TASK DETAILS - Pick out every line that holds the string "water" and copy it.

□ □ □

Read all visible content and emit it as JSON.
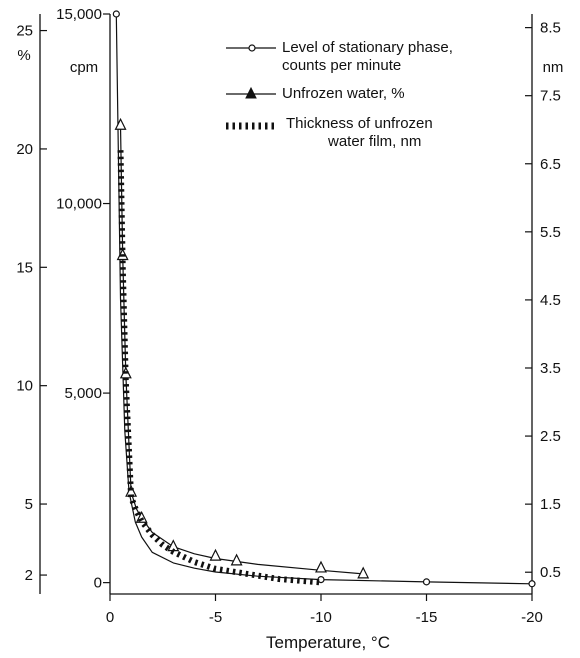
{
  "chart_data": {
    "type": "line",
    "x_axis": {
      "label": "Temperature, °C",
      "range": [
        0,
        -20
      ],
      "ticks": [
        0,
        -5,
        -10,
        -15,
        -20
      ],
      "tick_labels": [
        "0",
        "-5",
        "-10",
        "-15",
        "-20"
      ]
    },
    "y_axes": {
      "percent": {
        "unit_label": "%",
        "range": [
          1.2,
          25.7
        ],
        "ticks": [
          2,
          5,
          10,
          15,
          20,
          25
        ],
        "tick_labels": [
          "2",
          "5",
          "10",
          "15",
          "20",
          "25"
        ]
      },
      "cpm": {
        "unit_label": "cpm",
        "range": [
          -300,
          15000
        ],
        "ticks": [
          0,
          5000,
          10000,
          15000
        ],
        "tick_labels": [
          "0",
          "5,000",
          "10,000",
          "15,000"
        ]
      },
      "nm": {
        "unit_label": "nm",
        "range": [
          0.18,
          8.7
        ],
        "ticks": [
          0.5,
          1.5,
          2.5,
          3.5,
          4.5,
          5.5,
          6.5,
          7.5,
          8.5
        ],
        "tick_labels": [
          "0.5",
          "1.5",
          "2.5",
          "3.5",
          "4.5",
          "5.5",
          "6.5",
          "7.5",
          "8.5"
        ]
      }
    },
    "series": [
      {
        "name": "Level of stationary phase, counts per minute",
        "legend_lines": [
          "Level of stationary phase,",
          "counts per minute"
        ],
        "axis": "cpm",
        "marker": "open-circle",
        "line": "solid",
        "x": [
          -0.3,
          -0.5,
          -0.7,
          -0.9,
          -1.2,
          -1.5,
          -2,
          -3,
          -4,
          -5,
          -7,
          -10,
          -15,
          -20
        ],
        "y": [
          15000,
          7500,
          4000,
          2400,
          1600,
          1200,
          800,
          520,
          380,
          280,
          170,
          80,
          20,
          -30
        ],
        "marker_points": {
          "x": [
            -0.3,
            -10,
            -15,
            -20
          ],
          "y": [
            15000,
            80,
            20,
            -30
          ]
        }
      },
      {
        "name": "Unfrozen water, %",
        "legend_lines": [
          "Unfrozen water, %"
        ],
        "axis": "percent",
        "marker": "open-triangle",
        "line": "solid",
        "x": [
          -0.5,
          -0.6,
          -0.75,
          -1,
          -1.25,
          -1.5,
          -2,
          -3,
          -4,
          -5,
          -7,
          -10,
          -12
        ],
        "y": [
          21,
          15.5,
          10.5,
          5.5,
          4.8,
          4.4,
          3.8,
          3.2,
          2.9,
          2.7,
          2.45,
          2.2,
          2.05
        ],
        "marker_points": {
          "x": [
            -0.5,
            -0.6,
            -0.75,
            -1,
            -1.5,
            -3,
            -5,
            -6,
            -10,
            -12
          ],
          "y": [
            21,
            15.5,
            10.5,
            5.5,
            4.4,
            3.2,
            2.8,
            2.6,
            2.3,
            2.05
          ]
        }
      },
      {
        "name": "Thickness of unfrozen water film, nm",
        "legend_lines": [
          "Thickness of unfrozen",
          "water film, nm"
        ],
        "axis": "nm",
        "marker": "none",
        "line": "heavy-dotted",
        "x": [
          -0.5,
          -0.6,
          -0.75,
          -1,
          -1.25,
          -1.5,
          -2,
          -2.5,
          -3,
          -4,
          -5,
          -6,
          -8,
          -10
        ],
        "y": [
          6.7,
          5.0,
          3.3,
          1.6,
          1.4,
          1.25,
          1.05,
          0.9,
          0.8,
          0.65,
          0.55,
          0.5,
          0.4,
          0.35
        ]
      }
    ],
    "legend_position": "top-right",
    "grid": false
  }
}
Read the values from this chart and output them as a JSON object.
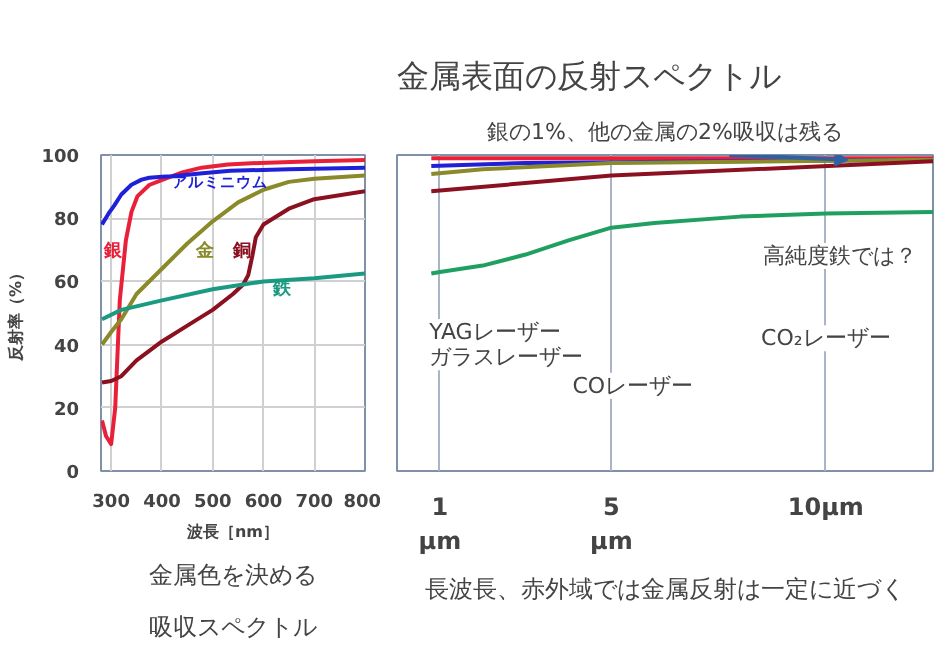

□ □ □

COMPLETE RESPONSE -
        "name": "Unfrozen water, %",
          "Unfrozen water, %"
        "name": "Thickness of unfrozen water film, nm",
          "water film, nm"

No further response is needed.